■ **PROBLEM TO WORK ON**: Make an exact copy of the records, with the pictures left out.

· · · ·

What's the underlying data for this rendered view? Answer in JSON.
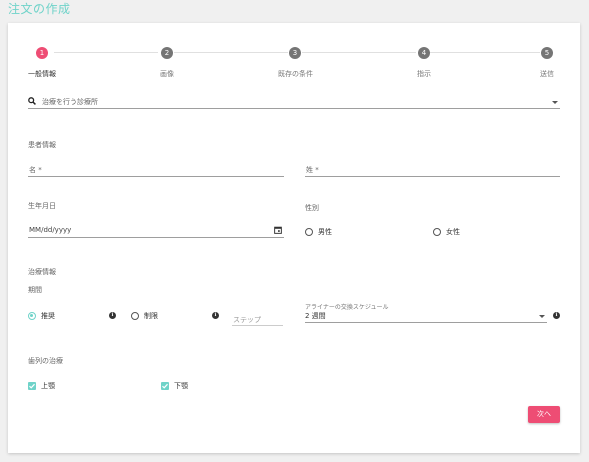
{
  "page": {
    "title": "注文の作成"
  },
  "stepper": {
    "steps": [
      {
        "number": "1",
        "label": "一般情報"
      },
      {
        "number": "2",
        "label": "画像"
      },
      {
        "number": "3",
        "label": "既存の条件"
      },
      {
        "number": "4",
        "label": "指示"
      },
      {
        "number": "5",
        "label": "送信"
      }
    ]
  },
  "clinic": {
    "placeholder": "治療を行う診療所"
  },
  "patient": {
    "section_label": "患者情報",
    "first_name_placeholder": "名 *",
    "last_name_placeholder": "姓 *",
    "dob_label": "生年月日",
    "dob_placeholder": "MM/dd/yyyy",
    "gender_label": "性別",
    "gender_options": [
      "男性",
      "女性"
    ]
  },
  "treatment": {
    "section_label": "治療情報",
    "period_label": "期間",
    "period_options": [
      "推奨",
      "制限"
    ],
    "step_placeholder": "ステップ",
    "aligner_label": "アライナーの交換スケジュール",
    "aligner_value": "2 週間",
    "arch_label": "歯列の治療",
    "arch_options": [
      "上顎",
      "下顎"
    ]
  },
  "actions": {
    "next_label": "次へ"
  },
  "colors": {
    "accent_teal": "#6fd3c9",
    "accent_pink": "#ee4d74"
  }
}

· · · ·

■ **SOLUTION FOR THIS PROBLEM**:
What's the underlying data for this rendered view? Answer in JSON.
{
  "page": {
    "title": "注文の作成"
  },
  "stepper": {
    "steps": [
      {
        "number": "1",
        "label": "一般情報"
      },
      {
        "number": "2",
        "label": "画像"
      },
      {
        "number": "3",
        "label": "既存の条件"
      },
      {
        "number": "4",
        "label": "指示"
      },
      {
        "number": "5",
        "label": "送信"
      }
    ]
  },
  "clinic": {
    "placeholder": "治療を行う診療所"
  },
  "patient": {
    "section_label": "患者情報",
    "first_name_placeholder": "名 *",
    "last_name_placeholder": "姓 *",
    "dob_label": "生年月日",
    "dob_placeholder": "MM/dd/yyyy",
    "gender_label": "性別",
    "gender_options": [
      "男性",
      "女性"
    ]
  },
  "treatment": {
    "section_label": "治療情報",
    "period_label": "期間",
    "period_options": [
      "推奨",
      "制限"
    ],
    "step_placeholder": "ステップ",
    "aligner_label": "アライナーの交換スケジュール",
    "aligner_value": "2 週間",
    "arch_label": "歯列の治療",
    "arch_options": [
      "上顎",
      "下顎"
    ]
  },
  "actions": {
    "next_label": "次へ"
  },
  "colors": {
    "accent_teal": "#6fd3c9",
    "accent_pink": "#ee4d74"
  }
}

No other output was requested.